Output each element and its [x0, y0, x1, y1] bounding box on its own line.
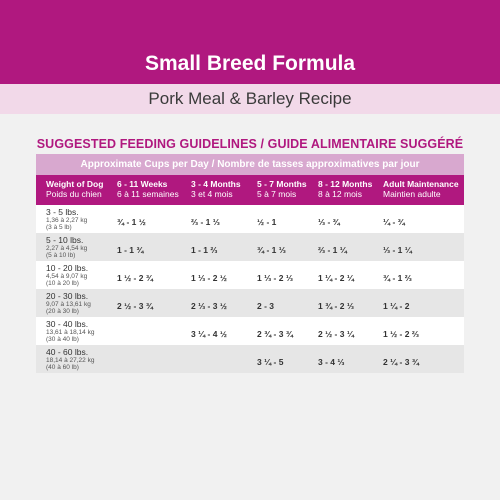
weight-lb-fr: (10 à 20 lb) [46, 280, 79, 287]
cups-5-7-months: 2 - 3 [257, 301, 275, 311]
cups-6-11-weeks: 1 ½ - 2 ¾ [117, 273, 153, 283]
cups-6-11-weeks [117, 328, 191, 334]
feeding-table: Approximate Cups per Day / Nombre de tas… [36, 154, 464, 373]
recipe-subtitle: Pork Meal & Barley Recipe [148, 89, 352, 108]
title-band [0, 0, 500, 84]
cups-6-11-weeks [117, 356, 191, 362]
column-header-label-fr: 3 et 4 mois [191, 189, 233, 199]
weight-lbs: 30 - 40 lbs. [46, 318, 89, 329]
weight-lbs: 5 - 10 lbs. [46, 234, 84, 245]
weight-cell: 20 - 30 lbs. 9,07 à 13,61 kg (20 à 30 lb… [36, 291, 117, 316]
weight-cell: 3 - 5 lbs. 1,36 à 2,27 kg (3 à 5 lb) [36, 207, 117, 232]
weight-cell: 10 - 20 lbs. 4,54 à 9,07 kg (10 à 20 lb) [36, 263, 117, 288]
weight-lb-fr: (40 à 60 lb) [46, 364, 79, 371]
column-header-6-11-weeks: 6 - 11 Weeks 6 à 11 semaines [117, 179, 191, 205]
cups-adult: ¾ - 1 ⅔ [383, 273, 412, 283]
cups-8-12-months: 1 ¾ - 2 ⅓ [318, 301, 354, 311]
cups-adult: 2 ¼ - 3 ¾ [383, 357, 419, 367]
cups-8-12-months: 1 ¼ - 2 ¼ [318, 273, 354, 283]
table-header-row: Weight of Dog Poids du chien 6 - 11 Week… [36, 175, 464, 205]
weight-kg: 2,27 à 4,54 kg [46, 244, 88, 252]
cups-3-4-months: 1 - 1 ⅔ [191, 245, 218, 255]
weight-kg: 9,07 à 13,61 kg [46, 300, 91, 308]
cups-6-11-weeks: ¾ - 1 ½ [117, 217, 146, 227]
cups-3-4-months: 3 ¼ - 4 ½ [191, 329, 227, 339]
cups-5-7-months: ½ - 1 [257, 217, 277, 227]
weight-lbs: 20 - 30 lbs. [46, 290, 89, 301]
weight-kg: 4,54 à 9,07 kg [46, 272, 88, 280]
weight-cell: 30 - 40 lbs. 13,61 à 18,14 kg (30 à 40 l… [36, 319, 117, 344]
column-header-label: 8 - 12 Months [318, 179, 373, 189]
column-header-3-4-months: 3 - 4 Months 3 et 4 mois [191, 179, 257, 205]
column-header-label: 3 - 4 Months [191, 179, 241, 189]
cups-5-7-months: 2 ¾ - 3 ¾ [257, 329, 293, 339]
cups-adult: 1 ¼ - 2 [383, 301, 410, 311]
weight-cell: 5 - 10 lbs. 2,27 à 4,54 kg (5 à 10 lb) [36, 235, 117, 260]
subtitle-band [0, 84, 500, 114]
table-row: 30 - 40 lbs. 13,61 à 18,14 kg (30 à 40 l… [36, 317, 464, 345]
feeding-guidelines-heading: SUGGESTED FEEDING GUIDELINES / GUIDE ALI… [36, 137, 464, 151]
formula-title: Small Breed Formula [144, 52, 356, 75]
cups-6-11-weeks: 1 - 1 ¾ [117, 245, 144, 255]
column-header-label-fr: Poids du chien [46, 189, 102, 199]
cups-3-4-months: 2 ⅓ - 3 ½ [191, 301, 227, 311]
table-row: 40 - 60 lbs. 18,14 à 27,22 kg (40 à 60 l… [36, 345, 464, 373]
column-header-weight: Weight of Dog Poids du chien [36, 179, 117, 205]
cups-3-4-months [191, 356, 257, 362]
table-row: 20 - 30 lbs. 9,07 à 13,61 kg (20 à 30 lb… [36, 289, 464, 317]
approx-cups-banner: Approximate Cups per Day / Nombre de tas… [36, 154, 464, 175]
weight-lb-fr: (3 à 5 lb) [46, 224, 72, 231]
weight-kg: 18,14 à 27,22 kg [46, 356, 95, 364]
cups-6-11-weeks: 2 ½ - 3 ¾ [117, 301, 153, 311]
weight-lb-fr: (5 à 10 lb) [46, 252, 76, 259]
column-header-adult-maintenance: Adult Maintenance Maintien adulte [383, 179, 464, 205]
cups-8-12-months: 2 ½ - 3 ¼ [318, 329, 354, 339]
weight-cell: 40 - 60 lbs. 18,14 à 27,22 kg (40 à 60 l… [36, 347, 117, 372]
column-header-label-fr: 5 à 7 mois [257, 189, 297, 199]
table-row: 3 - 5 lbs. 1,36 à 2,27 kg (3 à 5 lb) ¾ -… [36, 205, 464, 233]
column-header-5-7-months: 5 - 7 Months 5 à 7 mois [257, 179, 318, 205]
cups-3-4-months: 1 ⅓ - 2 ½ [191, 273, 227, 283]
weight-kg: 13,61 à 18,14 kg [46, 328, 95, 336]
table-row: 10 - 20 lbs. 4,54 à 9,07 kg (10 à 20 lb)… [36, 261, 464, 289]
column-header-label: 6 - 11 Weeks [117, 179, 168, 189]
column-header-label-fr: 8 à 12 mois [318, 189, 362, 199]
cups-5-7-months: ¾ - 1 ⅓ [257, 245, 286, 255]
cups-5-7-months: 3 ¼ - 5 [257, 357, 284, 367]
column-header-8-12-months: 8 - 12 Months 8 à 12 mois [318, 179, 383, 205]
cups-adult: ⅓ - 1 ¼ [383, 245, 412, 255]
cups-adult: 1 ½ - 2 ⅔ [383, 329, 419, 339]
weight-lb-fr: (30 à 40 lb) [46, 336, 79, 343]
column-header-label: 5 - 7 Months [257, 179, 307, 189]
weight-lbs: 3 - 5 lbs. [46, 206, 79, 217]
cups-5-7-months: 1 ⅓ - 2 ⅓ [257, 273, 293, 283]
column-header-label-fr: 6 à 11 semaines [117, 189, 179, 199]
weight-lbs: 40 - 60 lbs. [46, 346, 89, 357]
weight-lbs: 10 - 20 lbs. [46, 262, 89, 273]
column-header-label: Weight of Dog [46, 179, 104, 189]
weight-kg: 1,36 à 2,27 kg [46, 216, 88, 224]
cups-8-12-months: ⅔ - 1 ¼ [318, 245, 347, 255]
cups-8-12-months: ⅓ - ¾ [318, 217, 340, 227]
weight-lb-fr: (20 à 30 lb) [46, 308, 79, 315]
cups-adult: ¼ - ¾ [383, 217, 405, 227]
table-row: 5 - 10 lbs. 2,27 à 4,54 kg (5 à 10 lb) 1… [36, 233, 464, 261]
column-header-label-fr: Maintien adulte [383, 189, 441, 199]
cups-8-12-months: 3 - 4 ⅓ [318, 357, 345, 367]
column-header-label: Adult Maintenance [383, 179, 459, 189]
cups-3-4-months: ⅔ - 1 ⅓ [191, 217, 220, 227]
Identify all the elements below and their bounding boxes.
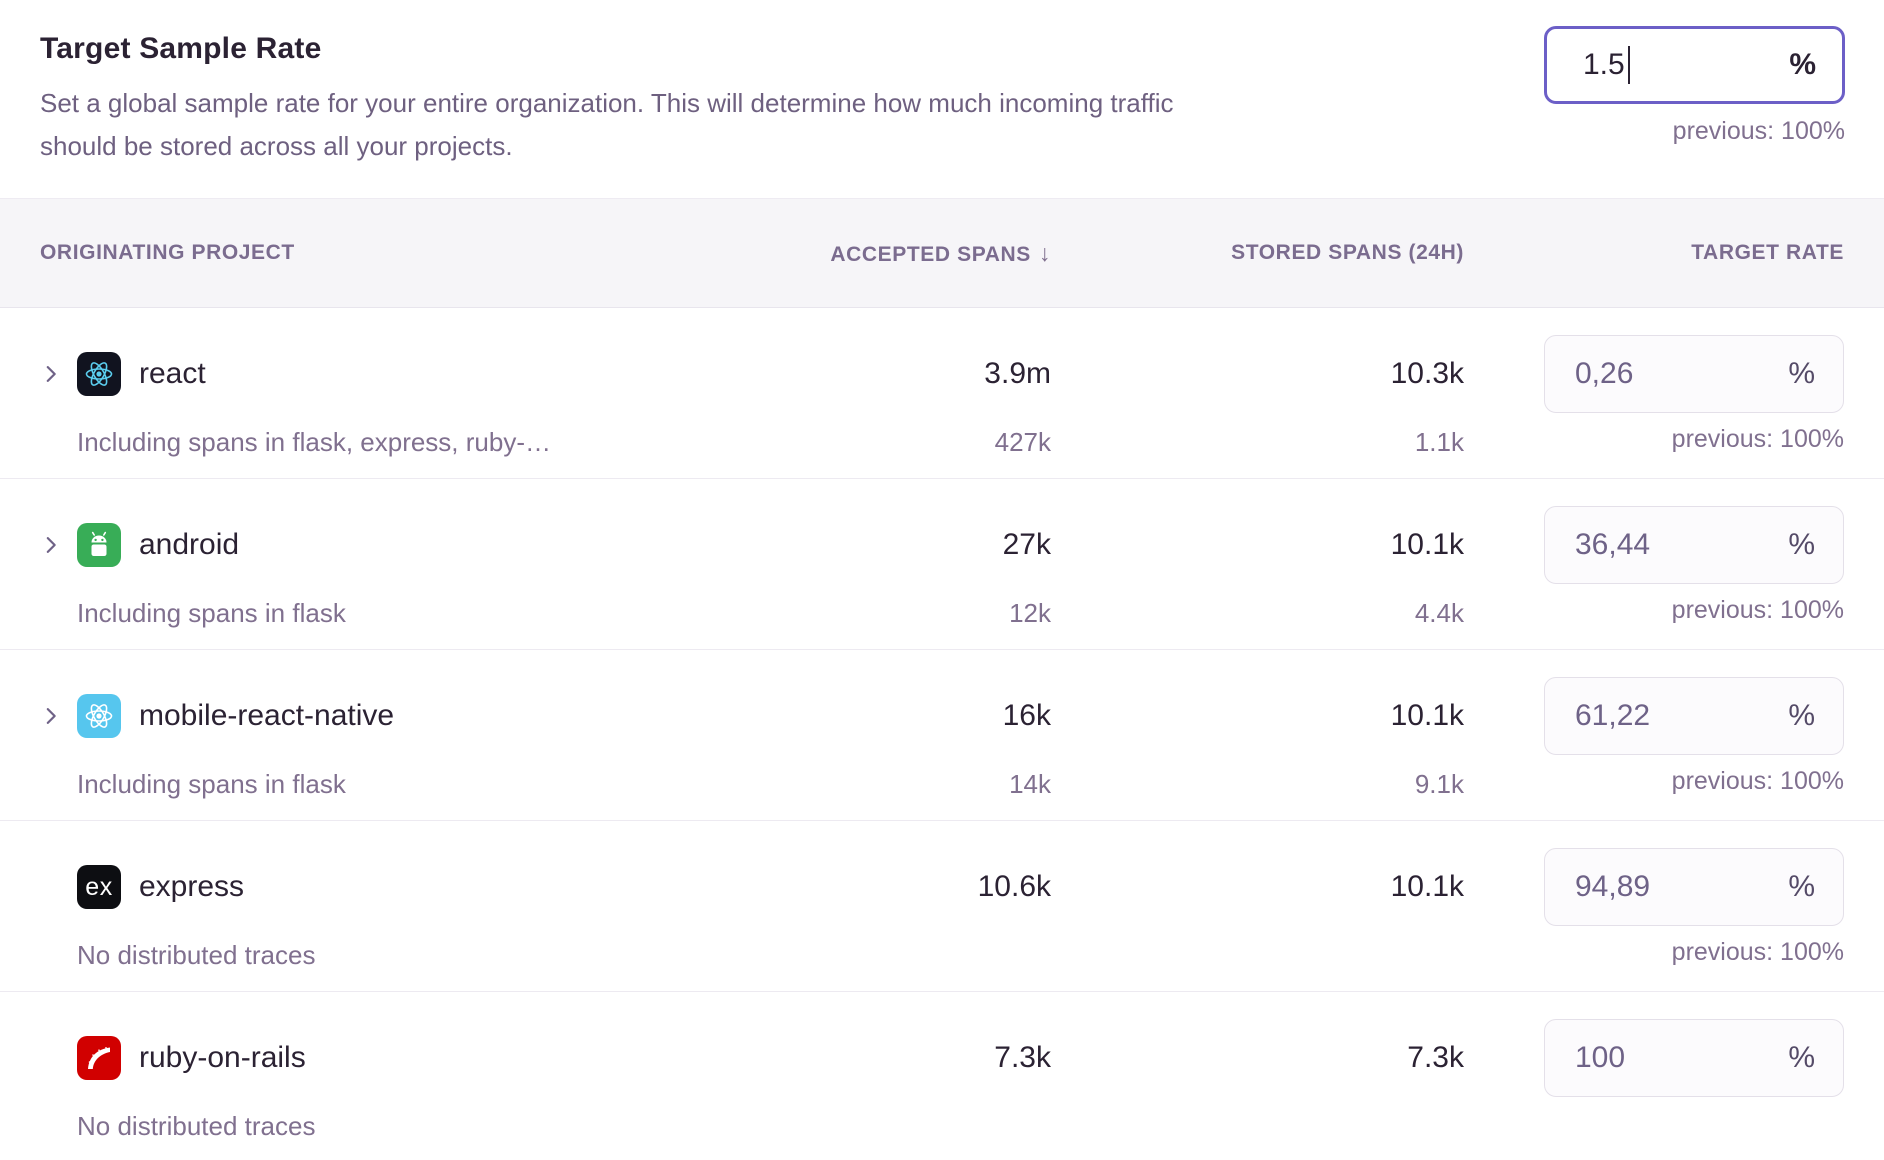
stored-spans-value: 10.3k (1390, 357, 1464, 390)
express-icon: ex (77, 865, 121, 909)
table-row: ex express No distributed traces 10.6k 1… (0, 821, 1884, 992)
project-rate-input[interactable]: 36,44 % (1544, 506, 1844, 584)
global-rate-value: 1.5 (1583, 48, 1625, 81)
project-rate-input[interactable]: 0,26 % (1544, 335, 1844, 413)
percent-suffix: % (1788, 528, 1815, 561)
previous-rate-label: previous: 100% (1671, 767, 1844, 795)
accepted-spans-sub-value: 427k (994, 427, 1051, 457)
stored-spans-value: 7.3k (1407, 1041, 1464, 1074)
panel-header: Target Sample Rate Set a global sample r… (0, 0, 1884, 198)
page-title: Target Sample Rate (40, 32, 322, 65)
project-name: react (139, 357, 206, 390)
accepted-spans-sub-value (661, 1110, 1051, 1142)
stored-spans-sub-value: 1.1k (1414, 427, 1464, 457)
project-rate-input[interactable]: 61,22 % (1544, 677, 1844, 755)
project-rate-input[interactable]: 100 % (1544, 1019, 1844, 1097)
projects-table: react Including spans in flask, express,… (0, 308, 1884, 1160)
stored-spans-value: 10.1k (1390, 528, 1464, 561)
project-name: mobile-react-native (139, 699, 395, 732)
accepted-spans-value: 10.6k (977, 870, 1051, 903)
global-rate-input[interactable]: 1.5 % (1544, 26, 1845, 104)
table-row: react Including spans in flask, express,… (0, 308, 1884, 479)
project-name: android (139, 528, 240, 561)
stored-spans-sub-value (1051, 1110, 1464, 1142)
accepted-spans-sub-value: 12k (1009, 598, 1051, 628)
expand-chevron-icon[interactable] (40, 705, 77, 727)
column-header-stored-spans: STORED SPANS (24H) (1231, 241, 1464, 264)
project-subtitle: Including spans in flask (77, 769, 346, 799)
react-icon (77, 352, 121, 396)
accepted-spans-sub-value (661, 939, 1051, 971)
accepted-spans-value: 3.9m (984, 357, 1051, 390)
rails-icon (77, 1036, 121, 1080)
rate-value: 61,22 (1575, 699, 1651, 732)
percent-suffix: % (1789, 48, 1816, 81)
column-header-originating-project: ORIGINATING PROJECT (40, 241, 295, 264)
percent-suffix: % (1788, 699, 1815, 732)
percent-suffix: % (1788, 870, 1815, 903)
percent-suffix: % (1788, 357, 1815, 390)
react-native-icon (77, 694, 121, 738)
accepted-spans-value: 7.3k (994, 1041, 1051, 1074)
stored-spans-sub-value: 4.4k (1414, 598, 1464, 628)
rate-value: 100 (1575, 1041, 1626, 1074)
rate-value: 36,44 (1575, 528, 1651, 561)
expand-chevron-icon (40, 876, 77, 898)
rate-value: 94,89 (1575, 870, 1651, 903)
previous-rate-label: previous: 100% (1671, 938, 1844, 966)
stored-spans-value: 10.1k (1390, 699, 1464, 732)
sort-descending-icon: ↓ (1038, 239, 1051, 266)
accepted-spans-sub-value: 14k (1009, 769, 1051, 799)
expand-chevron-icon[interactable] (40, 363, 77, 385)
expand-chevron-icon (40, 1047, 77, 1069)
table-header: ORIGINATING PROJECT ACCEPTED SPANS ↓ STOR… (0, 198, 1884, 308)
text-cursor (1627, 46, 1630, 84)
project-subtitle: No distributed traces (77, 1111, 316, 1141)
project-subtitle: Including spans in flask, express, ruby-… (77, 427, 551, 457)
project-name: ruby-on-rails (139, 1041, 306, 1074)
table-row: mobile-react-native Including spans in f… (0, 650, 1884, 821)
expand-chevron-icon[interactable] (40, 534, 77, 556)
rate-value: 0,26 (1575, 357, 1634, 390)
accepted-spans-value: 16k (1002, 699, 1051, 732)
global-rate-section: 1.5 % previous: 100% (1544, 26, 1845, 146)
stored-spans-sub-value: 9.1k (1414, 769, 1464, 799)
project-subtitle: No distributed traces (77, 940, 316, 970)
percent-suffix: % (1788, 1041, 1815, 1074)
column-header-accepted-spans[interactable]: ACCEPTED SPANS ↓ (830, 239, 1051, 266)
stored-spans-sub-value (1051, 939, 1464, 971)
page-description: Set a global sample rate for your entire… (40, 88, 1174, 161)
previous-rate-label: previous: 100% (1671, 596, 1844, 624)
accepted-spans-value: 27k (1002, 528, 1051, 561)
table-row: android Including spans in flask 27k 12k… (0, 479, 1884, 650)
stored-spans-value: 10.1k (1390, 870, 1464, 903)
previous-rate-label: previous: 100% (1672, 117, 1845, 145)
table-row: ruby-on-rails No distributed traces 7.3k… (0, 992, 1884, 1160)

##############################

- _Short problem_
Reproduce the lines of the records exactly, starting at the line that contains "weight-lb-fr: (10 à 20 lb) [46, 280, 79, 287]" and ending at the line that contains "weight-cell: 10 - 20", both included.

- _The reply_
weight-lb-fr: (10 à 20 lb) [46, 280, 79, 287]
cups-5-7-months: 2 - 3 [257, 301, 275, 311]
cups-6-11-weeks: 1 ½ - 2 ¾ [117, 273, 153, 283]
cups-6-11-weeks [117, 328, 191, 334]
feeding-table: Approximate Cups per Day / Nombre de tas… [36, 154, 464, 373]
recipe-subtitle: Pork Meal & Barley Recipe [148, 89, 352, 108]
title-band [0, 0, 500, 84]
cups-6-11-weeks [117, 356, 191, 362]
column-header-label-fr: 3 et 4 mois [191, 189, 233, 199]
weight-lbs: 30 - 40 lbs. [46, 318, 89, 329]
weight-lbs: 5 - 10 lbs. [46, 234, 84, 245]
weight-cell: 20 - 30 lbs. 9,07 à 13,61 kg (20 à 30 lb… [36, 291, 117, 316]
weight-cell: 3 - 5 lbs. 1,36 à 2,27 kg (3 à 5 lb) [36, 207, 117, 232]
weight-cell: 10 - 20 lbs. 4,54 à 9,07 kg (10 à 20 lb) [36, 263, 117, 288]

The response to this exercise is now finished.